(Recorded data)
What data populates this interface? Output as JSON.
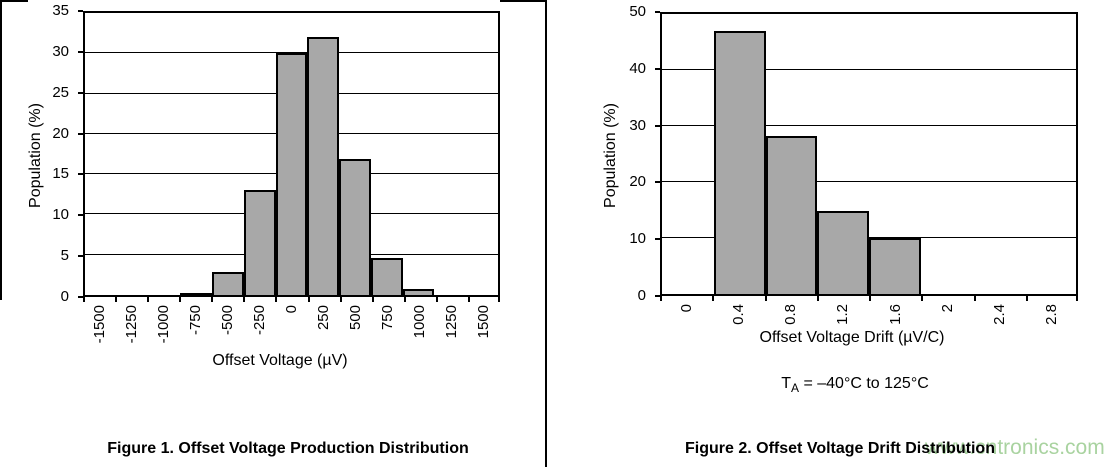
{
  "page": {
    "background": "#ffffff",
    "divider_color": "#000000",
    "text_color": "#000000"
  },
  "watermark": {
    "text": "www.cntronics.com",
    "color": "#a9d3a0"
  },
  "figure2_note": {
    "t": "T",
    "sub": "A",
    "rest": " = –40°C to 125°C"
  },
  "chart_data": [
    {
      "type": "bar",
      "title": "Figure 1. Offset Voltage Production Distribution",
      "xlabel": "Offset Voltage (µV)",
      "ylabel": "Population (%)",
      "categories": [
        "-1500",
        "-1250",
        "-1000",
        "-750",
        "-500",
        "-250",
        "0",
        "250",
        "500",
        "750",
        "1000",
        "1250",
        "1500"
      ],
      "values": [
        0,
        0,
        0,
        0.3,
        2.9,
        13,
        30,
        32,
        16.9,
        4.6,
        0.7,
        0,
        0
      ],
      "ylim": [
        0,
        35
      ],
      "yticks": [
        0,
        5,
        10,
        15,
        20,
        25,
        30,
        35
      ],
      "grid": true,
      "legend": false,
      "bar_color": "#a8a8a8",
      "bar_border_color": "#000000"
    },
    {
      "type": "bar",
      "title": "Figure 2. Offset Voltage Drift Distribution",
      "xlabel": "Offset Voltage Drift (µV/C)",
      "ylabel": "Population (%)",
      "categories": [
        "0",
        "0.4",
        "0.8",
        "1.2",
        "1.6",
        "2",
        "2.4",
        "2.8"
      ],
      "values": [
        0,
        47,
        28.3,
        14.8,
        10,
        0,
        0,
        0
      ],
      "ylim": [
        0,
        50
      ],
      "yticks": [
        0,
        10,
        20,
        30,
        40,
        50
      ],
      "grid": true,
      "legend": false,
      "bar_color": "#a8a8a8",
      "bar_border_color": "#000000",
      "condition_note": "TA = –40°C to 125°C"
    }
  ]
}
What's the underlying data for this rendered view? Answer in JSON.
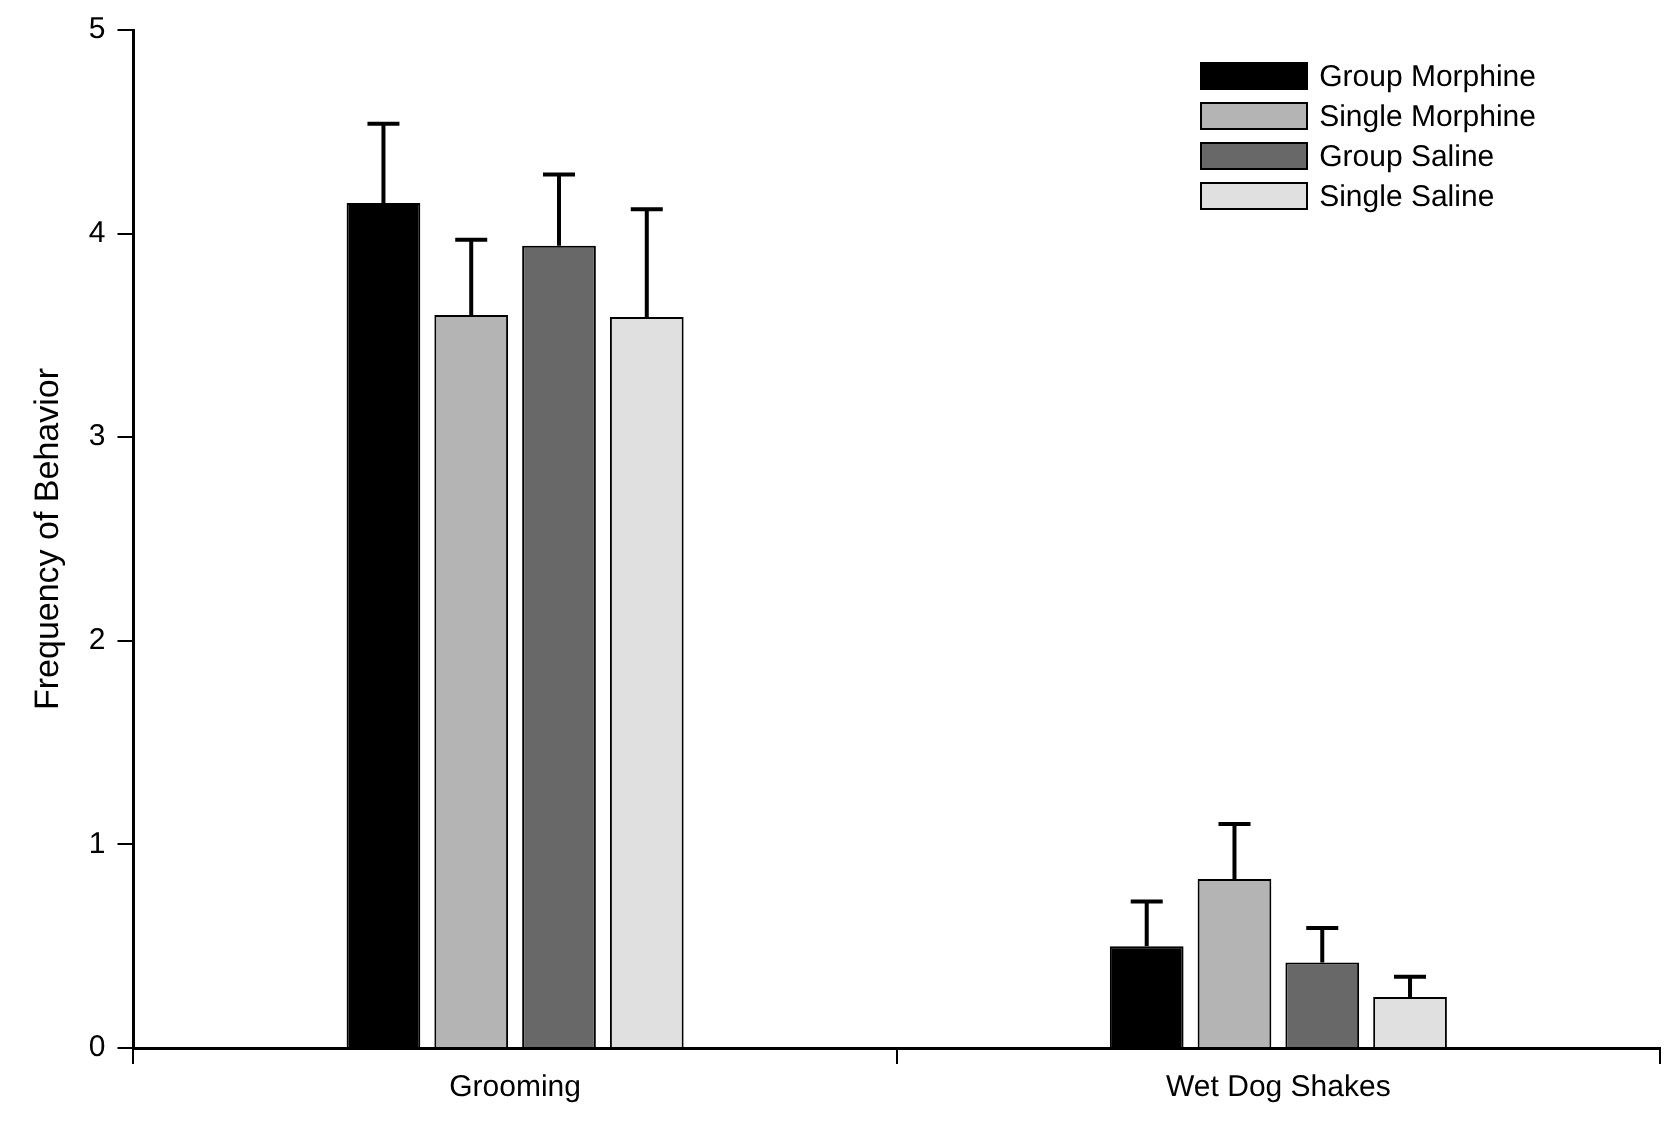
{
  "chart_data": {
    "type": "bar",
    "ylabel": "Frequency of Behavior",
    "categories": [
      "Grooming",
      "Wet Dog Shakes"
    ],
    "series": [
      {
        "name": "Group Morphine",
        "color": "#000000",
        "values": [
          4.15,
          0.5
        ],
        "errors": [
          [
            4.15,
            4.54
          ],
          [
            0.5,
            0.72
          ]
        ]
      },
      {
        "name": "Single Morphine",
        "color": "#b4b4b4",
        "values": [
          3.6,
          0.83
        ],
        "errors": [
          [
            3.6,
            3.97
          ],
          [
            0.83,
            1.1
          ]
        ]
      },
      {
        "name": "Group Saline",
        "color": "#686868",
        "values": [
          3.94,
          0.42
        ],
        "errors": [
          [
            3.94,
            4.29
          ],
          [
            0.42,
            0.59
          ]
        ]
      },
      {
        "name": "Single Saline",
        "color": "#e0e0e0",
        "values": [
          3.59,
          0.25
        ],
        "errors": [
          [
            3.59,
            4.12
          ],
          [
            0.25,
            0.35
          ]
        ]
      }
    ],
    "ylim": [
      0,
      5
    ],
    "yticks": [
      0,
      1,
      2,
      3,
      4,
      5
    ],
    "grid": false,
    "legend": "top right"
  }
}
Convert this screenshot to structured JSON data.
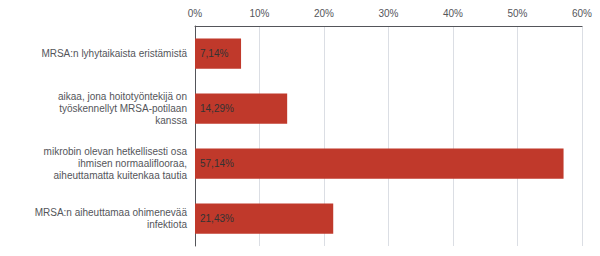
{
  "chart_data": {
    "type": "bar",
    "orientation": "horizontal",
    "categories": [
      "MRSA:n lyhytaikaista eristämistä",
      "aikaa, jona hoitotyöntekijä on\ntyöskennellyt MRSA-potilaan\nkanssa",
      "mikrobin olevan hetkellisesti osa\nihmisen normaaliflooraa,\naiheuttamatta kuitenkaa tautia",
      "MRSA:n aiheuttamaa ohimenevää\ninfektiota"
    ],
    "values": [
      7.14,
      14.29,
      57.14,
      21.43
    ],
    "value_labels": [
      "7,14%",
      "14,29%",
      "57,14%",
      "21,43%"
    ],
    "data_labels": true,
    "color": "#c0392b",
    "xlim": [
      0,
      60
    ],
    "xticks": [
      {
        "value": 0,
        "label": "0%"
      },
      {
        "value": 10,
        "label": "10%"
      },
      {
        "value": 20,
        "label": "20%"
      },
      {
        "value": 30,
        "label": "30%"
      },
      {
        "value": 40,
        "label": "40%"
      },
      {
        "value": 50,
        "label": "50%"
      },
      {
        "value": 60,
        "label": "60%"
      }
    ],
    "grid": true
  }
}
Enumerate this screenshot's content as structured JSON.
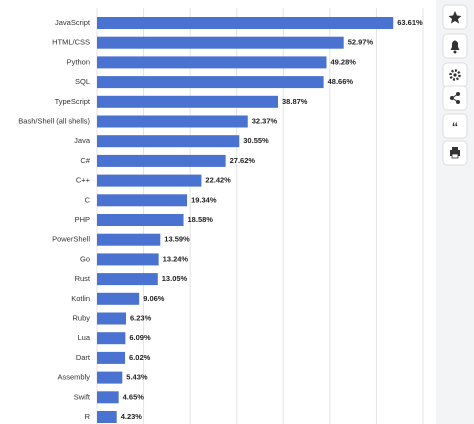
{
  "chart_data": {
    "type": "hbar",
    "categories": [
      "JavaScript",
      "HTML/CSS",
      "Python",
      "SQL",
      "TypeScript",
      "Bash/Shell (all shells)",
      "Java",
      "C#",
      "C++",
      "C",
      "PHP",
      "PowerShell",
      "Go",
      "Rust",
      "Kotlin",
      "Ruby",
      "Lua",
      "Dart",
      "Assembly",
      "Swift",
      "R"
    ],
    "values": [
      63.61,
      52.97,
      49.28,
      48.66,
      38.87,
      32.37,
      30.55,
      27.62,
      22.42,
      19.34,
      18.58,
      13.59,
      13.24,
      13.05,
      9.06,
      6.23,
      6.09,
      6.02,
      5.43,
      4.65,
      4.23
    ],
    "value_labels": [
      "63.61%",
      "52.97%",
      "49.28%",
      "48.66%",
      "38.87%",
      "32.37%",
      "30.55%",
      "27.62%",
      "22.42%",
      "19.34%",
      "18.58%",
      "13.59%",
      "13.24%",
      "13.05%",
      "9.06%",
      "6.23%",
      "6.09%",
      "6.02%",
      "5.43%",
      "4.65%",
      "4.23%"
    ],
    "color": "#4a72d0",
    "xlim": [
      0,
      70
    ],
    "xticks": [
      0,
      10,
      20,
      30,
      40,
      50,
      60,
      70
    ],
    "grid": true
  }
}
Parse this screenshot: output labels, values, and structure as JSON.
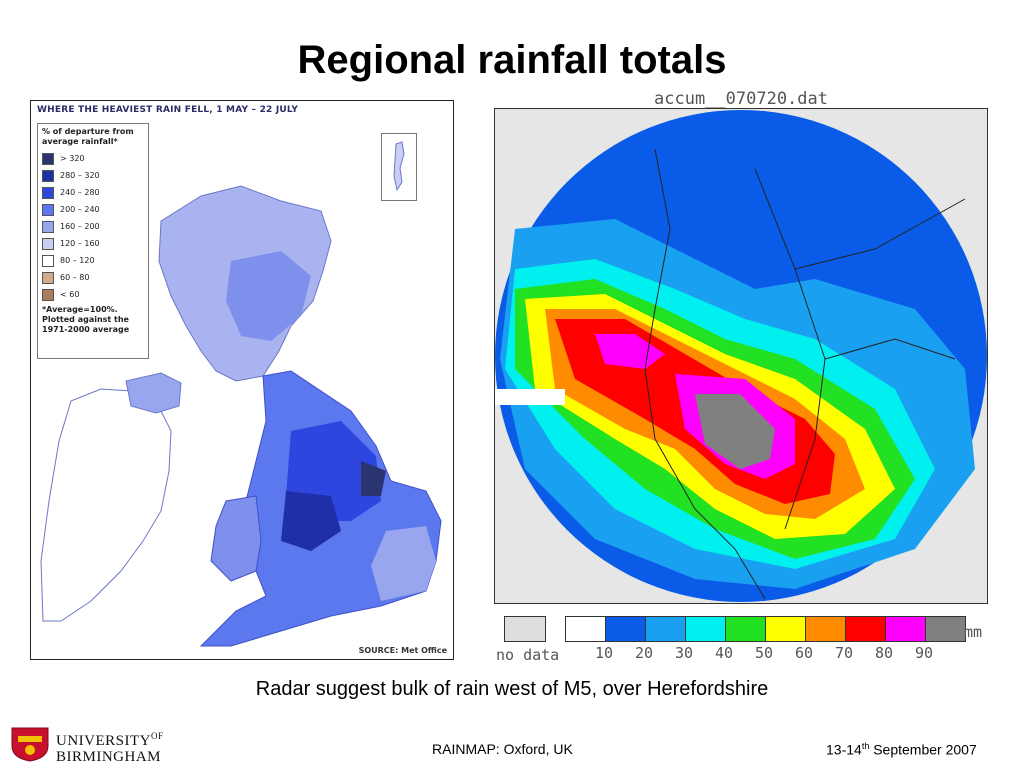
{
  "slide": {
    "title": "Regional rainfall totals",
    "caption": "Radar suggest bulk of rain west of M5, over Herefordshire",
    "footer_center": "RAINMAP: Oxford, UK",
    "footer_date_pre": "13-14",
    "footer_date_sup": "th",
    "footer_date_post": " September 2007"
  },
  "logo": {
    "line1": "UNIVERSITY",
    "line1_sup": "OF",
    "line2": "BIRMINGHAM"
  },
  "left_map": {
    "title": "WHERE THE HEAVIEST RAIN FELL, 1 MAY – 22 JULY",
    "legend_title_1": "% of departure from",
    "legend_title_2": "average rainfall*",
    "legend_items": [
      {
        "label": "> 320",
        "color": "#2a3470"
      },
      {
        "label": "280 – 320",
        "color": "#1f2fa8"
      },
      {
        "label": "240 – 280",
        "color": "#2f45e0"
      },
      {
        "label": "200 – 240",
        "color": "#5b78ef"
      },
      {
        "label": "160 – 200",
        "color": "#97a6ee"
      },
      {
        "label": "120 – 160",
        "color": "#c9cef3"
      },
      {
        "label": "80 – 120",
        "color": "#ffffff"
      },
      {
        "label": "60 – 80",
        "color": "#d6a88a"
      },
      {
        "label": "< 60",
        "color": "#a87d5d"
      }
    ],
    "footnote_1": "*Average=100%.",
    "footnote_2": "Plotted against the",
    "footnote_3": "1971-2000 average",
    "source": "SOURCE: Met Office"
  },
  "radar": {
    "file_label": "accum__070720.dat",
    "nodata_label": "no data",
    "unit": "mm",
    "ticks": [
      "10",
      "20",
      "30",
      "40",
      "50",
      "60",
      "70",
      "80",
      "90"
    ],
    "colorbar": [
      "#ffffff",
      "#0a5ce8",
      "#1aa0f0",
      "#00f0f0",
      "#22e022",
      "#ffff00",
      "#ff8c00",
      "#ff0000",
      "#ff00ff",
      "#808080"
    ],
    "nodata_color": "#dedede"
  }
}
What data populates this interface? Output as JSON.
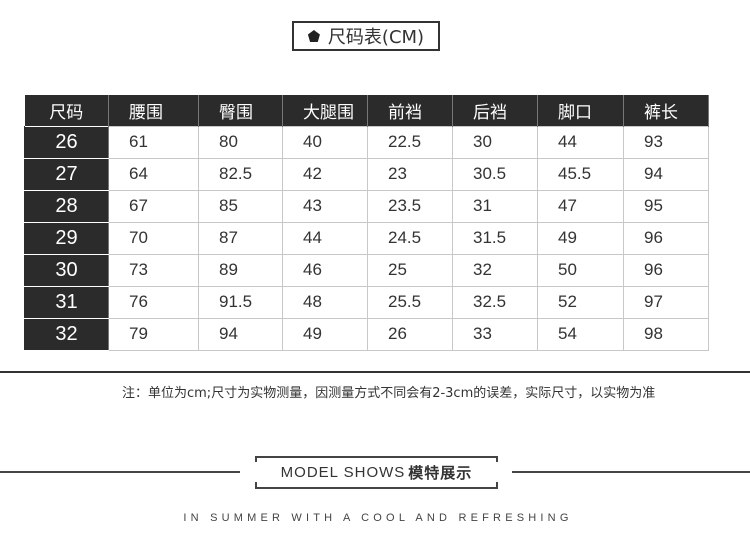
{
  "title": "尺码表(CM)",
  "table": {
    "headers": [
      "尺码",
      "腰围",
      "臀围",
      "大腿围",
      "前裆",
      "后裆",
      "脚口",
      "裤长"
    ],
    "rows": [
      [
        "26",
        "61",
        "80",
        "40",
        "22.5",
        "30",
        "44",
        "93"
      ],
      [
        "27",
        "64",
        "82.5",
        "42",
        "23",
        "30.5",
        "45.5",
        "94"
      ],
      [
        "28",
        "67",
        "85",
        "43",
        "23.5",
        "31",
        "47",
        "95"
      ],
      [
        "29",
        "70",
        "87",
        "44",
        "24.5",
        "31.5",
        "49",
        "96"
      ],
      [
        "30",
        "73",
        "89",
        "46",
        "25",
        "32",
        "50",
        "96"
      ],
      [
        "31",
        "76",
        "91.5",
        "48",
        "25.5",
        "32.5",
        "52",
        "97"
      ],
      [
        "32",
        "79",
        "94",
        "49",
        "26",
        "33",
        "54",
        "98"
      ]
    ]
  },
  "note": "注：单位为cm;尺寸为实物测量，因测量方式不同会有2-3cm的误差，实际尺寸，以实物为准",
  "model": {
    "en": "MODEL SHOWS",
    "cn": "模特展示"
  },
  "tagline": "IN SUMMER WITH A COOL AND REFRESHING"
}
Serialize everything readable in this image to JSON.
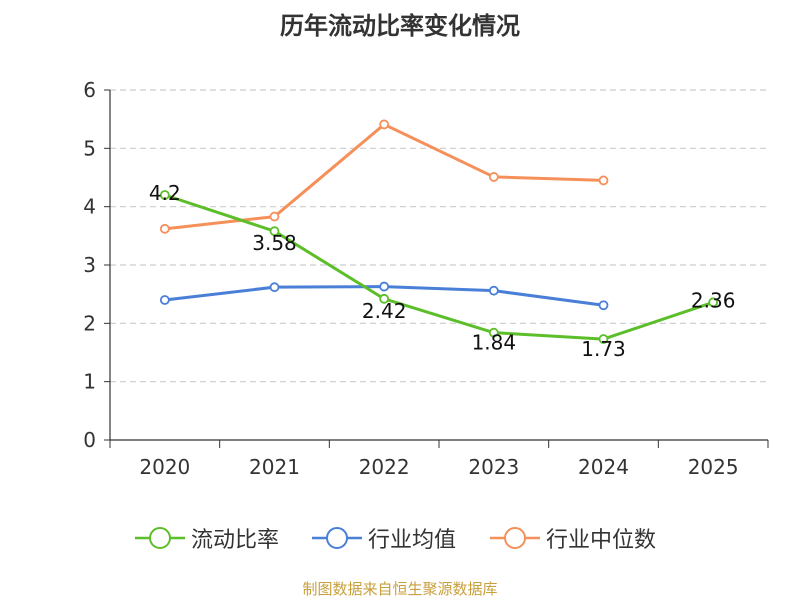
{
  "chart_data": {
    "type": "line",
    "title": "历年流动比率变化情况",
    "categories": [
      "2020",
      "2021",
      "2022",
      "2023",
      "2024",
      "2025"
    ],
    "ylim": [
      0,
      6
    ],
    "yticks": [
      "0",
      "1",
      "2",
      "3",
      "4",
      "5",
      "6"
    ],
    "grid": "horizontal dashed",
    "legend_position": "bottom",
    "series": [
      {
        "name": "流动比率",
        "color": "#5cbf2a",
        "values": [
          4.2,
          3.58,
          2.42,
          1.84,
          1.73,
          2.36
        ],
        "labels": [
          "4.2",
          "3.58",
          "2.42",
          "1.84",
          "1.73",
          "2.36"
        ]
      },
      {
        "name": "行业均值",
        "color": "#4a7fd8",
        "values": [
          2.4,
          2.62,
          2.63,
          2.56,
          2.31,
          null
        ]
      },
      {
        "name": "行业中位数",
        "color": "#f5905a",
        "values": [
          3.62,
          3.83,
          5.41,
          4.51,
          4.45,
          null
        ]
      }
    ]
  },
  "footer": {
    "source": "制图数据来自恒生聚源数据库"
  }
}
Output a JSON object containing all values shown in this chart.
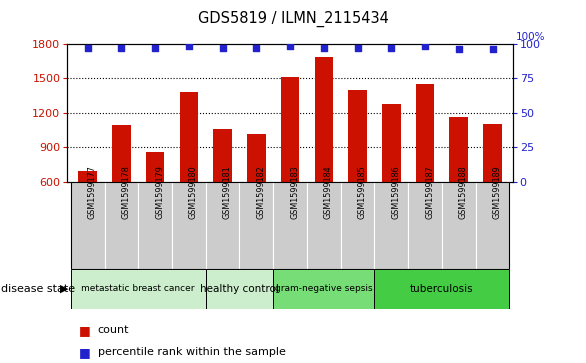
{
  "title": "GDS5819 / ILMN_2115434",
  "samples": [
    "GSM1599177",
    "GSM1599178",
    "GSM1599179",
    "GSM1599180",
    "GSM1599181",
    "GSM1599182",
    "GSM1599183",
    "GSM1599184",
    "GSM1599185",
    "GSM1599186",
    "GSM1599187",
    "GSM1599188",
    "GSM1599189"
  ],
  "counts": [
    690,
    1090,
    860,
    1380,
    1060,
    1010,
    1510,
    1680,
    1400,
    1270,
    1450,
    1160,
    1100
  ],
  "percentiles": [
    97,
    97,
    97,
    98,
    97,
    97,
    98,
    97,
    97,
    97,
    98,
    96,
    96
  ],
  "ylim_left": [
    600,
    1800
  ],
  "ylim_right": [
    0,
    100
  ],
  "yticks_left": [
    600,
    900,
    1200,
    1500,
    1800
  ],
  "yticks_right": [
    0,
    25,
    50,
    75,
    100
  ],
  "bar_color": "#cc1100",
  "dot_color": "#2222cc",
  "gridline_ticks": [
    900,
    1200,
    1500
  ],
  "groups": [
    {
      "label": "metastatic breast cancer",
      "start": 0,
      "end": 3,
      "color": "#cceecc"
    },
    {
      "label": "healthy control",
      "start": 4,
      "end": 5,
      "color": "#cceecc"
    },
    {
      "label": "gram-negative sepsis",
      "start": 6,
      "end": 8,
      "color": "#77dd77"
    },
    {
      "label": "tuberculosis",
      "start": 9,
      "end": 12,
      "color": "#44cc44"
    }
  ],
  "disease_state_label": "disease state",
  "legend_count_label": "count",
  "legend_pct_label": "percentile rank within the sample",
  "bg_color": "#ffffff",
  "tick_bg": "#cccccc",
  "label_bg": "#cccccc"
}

— Aim of the exercise —
Read the entries and show each line that mentions "horizontal".

— Final result —
    "orientation": "horizontal",
    "grid": "horizontal dashed",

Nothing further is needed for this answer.